Work instructions
Count how many lines of the material contain the string "столицей", then give that number and nothing more.

○ ○ ○

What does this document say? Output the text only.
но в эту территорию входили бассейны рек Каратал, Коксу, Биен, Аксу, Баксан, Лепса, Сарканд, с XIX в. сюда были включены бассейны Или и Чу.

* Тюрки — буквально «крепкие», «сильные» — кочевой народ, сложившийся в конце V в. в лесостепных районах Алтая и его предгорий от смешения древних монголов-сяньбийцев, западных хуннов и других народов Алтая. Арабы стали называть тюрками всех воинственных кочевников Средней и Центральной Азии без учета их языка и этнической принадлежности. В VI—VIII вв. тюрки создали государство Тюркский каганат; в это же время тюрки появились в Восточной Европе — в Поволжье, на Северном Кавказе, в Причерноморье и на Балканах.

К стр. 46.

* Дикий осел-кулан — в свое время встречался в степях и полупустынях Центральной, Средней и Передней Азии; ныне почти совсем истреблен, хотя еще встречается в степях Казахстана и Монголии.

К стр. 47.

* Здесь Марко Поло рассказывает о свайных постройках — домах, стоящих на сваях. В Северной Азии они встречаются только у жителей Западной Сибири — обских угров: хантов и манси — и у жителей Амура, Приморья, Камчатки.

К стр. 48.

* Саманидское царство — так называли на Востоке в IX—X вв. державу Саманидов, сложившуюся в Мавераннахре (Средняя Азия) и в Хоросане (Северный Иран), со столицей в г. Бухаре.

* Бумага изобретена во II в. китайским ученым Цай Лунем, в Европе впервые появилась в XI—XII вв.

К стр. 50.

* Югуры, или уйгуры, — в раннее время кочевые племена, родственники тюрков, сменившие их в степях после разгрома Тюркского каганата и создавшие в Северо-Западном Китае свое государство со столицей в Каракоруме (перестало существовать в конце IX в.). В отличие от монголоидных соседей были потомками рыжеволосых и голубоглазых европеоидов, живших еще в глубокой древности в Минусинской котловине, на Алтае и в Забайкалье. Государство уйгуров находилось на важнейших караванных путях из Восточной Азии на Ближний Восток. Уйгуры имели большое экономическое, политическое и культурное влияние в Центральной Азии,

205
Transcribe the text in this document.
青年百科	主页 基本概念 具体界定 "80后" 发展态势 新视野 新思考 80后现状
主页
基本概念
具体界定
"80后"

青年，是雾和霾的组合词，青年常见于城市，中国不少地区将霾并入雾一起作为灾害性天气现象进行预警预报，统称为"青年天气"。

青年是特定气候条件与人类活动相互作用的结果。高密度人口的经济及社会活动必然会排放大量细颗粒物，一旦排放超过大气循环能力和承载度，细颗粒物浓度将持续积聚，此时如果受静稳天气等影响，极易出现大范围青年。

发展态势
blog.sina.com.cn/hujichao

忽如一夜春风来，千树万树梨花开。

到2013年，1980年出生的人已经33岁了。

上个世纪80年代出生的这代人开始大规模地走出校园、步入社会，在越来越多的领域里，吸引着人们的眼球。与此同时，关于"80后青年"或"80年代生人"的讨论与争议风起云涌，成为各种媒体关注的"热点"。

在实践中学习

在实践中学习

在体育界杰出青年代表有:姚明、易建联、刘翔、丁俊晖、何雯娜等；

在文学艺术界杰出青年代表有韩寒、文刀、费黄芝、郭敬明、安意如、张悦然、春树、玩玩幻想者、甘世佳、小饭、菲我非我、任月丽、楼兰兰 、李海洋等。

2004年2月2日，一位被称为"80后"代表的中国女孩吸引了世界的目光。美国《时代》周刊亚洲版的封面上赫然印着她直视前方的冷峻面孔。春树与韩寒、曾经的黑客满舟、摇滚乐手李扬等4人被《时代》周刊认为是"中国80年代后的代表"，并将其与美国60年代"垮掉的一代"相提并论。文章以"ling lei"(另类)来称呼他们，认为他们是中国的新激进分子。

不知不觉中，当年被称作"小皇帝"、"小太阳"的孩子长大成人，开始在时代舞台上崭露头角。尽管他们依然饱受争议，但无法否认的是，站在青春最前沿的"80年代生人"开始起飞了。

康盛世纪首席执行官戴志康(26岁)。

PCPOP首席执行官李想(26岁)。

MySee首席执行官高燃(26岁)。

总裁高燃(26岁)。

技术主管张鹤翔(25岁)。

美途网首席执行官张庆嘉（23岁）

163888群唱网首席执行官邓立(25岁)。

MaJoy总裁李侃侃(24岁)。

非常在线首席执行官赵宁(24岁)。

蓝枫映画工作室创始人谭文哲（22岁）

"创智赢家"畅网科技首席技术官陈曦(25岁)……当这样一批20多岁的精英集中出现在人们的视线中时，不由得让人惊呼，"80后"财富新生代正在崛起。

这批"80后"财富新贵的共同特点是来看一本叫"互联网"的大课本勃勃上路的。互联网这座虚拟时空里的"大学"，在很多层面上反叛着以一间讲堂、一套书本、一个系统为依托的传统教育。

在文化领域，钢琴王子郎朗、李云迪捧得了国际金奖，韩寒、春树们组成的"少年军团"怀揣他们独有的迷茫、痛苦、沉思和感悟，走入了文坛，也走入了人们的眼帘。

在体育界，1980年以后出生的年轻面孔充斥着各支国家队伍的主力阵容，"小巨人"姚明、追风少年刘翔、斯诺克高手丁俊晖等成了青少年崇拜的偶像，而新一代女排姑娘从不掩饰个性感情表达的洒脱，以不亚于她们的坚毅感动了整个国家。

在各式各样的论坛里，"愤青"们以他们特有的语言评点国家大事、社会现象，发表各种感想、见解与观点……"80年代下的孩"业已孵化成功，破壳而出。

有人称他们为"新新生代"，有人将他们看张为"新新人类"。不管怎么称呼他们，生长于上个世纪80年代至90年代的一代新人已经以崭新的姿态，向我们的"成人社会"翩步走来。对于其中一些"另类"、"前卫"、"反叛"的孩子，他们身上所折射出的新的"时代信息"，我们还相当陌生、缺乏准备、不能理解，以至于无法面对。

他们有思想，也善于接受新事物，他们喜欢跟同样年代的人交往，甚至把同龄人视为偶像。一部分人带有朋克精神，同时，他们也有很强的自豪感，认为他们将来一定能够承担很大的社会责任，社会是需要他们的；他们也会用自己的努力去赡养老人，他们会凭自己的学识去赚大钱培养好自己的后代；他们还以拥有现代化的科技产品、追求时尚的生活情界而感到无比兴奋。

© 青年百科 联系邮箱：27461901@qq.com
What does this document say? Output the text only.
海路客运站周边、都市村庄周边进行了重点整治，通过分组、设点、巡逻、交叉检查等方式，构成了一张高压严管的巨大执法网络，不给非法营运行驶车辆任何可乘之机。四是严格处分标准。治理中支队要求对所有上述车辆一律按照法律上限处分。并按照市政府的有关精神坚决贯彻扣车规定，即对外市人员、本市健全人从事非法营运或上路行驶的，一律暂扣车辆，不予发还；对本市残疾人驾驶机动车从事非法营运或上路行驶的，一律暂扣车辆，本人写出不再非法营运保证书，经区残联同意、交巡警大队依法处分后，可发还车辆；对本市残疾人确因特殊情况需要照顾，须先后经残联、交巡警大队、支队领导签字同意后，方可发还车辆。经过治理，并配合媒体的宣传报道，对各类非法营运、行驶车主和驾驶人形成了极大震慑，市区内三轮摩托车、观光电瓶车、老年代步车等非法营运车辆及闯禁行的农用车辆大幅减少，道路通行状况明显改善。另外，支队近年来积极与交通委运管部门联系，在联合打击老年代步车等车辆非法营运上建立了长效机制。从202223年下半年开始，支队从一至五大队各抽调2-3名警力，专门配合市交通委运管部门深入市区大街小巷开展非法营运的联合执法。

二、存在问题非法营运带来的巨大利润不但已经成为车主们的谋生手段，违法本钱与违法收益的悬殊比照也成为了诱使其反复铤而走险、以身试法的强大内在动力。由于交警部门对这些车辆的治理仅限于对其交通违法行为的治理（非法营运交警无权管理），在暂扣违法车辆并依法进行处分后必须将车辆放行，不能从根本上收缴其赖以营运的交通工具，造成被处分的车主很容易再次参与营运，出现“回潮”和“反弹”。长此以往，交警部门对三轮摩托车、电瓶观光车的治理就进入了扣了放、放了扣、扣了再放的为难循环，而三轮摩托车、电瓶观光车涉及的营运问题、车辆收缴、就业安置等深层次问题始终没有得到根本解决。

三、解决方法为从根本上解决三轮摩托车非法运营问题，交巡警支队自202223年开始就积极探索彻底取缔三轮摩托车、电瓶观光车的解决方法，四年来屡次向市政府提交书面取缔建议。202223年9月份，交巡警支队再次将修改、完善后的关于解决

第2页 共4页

○ ○ ○

Answer
2